The problem
Copy out the entries below word for word, from the first line up to and including the line that contains "510, 927, 548]".
─── Recorded information
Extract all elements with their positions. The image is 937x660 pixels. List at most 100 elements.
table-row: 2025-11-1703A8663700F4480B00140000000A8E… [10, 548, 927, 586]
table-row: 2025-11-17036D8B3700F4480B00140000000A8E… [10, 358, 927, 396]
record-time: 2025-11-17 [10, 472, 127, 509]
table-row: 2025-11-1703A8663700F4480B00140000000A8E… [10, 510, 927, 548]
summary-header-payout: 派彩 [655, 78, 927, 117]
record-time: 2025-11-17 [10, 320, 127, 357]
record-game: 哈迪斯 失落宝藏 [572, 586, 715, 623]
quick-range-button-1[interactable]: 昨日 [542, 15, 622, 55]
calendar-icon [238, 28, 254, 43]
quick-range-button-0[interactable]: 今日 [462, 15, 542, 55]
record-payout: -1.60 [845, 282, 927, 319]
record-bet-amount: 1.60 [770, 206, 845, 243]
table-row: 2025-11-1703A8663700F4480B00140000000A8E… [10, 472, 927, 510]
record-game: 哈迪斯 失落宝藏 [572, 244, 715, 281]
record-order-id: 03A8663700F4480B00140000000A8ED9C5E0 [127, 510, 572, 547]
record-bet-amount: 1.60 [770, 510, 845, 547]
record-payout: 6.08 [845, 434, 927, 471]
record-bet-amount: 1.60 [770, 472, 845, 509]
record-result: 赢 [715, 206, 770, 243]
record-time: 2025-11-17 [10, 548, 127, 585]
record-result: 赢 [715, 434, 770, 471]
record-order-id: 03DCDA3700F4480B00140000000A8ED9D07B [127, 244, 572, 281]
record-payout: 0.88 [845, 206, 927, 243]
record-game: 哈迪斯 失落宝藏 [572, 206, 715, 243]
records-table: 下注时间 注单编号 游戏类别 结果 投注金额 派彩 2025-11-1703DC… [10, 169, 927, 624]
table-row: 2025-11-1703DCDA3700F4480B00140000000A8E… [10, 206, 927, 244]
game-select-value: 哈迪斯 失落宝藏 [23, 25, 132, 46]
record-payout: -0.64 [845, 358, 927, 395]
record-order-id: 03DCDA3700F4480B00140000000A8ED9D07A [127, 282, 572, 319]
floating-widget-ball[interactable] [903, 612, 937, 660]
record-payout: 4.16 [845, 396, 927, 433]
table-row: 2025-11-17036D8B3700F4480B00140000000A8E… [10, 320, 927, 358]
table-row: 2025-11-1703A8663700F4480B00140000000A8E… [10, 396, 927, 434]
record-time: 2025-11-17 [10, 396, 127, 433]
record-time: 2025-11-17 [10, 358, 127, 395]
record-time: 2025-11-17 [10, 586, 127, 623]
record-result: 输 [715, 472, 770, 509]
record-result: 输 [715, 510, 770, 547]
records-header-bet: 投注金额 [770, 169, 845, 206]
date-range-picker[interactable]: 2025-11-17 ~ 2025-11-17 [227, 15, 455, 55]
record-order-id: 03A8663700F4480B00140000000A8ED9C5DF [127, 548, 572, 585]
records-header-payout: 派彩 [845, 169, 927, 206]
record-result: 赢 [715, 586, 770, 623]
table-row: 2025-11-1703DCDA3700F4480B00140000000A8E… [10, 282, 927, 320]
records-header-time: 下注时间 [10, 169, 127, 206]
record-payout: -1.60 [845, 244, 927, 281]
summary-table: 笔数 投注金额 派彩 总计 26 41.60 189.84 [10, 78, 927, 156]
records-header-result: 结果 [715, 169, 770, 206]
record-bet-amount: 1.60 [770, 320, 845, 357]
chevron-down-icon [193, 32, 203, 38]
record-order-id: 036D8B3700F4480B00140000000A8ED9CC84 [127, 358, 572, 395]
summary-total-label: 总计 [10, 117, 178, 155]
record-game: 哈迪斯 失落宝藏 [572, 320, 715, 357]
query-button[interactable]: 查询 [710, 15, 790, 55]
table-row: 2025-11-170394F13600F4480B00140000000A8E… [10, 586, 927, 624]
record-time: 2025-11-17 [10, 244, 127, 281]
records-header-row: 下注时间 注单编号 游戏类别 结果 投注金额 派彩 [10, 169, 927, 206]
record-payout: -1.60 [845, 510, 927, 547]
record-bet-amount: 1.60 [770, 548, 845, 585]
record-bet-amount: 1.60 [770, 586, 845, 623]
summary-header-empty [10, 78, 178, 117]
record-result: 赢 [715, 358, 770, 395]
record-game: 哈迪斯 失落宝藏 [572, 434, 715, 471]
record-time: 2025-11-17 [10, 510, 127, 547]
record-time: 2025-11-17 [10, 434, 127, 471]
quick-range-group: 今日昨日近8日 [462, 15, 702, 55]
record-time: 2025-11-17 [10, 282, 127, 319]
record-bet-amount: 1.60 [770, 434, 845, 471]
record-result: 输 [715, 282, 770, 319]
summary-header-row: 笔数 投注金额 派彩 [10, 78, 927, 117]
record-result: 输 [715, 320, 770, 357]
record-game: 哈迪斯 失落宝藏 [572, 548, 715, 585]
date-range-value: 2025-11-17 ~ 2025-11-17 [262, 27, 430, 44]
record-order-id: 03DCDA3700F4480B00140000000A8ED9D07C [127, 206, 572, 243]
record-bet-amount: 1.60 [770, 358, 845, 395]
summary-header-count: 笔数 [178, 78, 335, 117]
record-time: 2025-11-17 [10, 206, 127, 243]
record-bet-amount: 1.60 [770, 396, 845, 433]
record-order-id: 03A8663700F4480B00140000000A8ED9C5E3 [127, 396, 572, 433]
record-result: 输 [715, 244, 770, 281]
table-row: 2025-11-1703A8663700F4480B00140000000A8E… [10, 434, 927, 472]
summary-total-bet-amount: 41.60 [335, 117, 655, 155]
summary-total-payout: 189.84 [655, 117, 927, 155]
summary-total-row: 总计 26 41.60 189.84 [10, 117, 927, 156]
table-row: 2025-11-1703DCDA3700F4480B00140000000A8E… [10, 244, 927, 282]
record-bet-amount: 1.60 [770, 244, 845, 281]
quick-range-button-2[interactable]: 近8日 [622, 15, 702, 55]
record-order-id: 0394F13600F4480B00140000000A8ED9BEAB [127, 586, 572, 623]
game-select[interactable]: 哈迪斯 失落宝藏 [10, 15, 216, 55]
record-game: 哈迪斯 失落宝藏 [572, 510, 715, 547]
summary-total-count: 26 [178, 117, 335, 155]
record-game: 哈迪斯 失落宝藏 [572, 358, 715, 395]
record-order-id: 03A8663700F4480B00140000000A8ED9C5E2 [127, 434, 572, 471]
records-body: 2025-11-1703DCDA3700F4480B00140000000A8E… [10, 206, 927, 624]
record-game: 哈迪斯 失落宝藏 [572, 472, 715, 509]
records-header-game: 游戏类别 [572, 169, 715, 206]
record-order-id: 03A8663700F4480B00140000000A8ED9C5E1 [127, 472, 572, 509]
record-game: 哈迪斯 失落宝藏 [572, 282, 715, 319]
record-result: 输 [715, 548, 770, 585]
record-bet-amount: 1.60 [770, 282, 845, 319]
──────
Response
Extract all elements with their positions. The image is 937x660 pixels. List at most 100 elements.
table-row: 2025-11-1703A8663700F4480B00140000000A8E… [10, 548, 927, 586]
table-row: 2025-11-17036D8B3700F4480B00140000000A8E… [10, 358, 927, 396]
record-time: 2025-11-17 [10, 472, 127, 509]
table-row: 2025-11-1703A8663700F4480B00140000000A8E… [10, 510, 927, 548]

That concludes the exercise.